Task: Find the lines containing "FXCM" and say how many there are, with no other words.
● ● ● ●
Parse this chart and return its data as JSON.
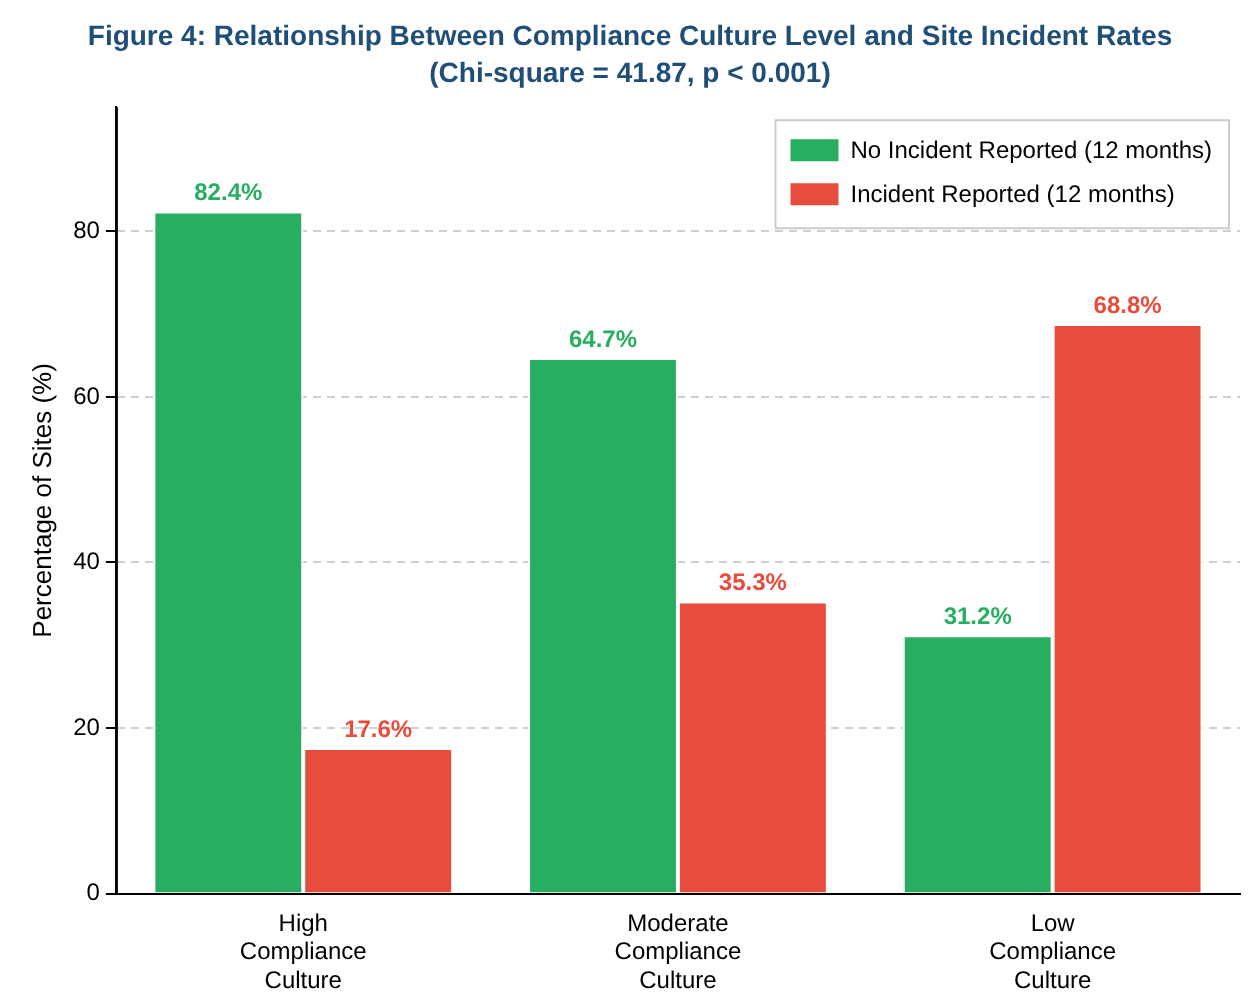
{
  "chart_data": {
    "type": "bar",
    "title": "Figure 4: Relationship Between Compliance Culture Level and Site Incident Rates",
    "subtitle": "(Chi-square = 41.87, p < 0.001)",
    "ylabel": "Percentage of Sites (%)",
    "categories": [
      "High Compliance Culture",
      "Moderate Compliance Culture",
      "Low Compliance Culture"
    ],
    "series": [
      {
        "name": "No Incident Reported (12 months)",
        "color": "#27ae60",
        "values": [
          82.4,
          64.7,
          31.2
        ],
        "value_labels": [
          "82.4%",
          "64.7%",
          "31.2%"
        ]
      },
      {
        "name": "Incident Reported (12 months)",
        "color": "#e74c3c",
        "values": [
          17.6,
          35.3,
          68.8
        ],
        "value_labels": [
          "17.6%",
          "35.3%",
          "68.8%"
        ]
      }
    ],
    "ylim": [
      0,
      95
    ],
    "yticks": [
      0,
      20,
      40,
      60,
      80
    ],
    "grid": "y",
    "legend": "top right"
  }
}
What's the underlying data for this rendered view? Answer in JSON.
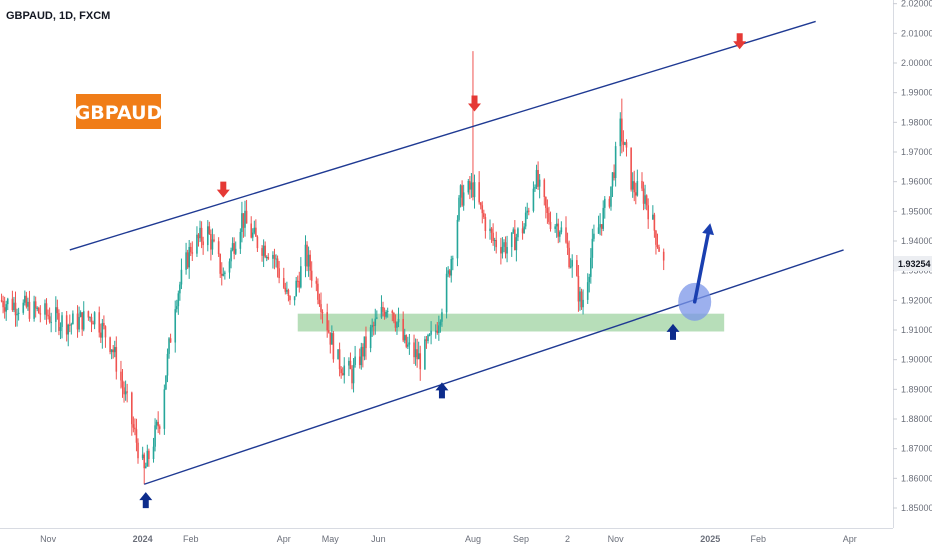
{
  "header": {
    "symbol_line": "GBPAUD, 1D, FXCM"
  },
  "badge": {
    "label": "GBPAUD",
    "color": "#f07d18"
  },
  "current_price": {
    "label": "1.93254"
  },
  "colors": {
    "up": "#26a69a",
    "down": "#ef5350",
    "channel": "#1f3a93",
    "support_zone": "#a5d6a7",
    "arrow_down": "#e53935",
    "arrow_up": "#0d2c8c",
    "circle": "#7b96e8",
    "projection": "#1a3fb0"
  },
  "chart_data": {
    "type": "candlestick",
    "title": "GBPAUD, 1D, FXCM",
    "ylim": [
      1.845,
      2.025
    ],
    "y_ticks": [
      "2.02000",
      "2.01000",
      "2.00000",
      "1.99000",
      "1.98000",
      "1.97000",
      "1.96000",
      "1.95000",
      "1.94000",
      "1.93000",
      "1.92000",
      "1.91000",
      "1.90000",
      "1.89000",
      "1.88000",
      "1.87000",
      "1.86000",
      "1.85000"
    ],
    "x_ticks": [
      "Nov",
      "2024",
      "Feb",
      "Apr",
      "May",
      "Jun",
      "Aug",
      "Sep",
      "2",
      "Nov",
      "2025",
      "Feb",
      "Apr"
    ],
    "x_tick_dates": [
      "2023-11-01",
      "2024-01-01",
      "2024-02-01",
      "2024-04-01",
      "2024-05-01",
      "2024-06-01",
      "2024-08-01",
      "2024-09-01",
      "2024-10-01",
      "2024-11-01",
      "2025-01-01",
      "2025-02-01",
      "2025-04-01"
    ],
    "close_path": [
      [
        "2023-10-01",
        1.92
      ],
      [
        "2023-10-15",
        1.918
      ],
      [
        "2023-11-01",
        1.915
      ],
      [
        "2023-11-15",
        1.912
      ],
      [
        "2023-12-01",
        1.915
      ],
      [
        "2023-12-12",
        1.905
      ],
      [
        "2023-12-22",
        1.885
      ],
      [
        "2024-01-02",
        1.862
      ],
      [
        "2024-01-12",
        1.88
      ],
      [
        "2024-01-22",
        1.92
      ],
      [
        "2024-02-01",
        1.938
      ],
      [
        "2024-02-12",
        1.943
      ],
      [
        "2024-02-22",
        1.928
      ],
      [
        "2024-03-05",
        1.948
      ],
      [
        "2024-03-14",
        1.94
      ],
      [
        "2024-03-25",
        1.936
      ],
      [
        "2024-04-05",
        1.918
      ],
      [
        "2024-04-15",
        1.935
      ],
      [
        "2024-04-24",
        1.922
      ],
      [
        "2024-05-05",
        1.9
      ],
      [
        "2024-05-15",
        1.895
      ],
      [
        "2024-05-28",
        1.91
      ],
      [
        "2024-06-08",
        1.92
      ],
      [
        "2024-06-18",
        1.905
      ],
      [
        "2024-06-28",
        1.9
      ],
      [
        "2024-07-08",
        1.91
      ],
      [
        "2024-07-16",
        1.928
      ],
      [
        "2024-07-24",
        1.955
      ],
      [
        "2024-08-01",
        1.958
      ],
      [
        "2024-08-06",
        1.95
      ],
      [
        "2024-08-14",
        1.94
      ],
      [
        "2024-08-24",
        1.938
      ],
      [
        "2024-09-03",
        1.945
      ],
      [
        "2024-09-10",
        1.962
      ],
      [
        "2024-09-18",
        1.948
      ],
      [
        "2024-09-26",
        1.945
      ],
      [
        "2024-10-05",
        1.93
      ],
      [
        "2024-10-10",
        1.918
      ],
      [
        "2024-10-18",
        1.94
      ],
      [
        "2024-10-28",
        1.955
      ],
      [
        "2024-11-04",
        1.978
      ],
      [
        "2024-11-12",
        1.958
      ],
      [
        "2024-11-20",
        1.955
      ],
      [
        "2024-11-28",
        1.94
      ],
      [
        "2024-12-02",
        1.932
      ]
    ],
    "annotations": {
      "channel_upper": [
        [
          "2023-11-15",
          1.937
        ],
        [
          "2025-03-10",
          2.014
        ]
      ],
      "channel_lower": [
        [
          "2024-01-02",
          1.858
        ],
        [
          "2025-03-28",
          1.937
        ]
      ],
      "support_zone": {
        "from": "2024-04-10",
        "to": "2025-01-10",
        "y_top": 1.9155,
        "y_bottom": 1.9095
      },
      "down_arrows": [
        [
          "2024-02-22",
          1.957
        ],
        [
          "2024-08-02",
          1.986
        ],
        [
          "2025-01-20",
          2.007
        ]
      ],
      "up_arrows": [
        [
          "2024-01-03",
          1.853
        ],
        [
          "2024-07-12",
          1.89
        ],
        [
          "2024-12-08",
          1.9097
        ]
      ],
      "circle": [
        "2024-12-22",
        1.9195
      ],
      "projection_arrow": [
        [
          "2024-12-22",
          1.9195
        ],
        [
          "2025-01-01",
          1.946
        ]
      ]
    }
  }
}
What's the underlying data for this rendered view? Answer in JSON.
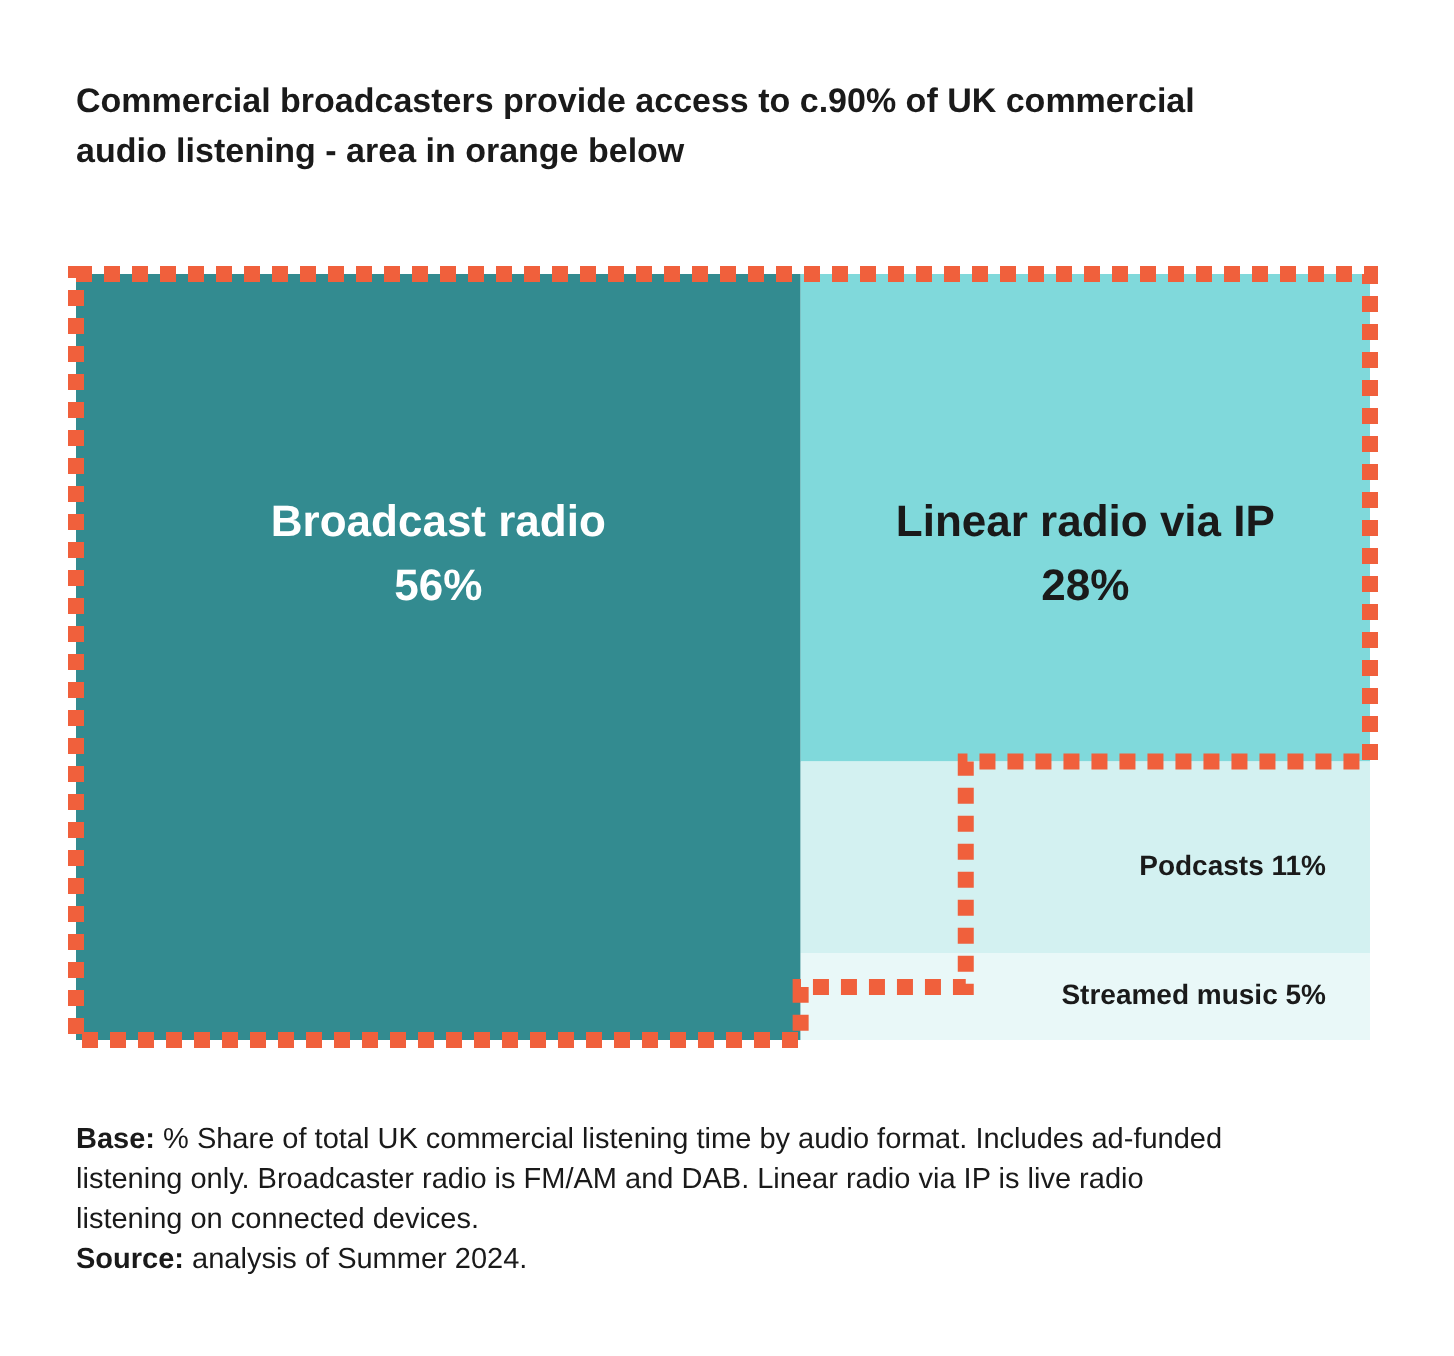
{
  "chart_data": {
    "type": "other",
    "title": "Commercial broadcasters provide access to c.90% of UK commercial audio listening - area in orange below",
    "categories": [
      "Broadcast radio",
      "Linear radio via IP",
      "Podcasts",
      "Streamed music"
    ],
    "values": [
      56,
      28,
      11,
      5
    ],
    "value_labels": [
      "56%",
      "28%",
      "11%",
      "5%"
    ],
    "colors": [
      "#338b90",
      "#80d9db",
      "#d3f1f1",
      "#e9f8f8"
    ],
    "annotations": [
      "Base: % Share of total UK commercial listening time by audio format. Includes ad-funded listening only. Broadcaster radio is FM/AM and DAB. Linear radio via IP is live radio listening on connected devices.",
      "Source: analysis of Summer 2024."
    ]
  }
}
● ● ● ●
Result for this exercise: 2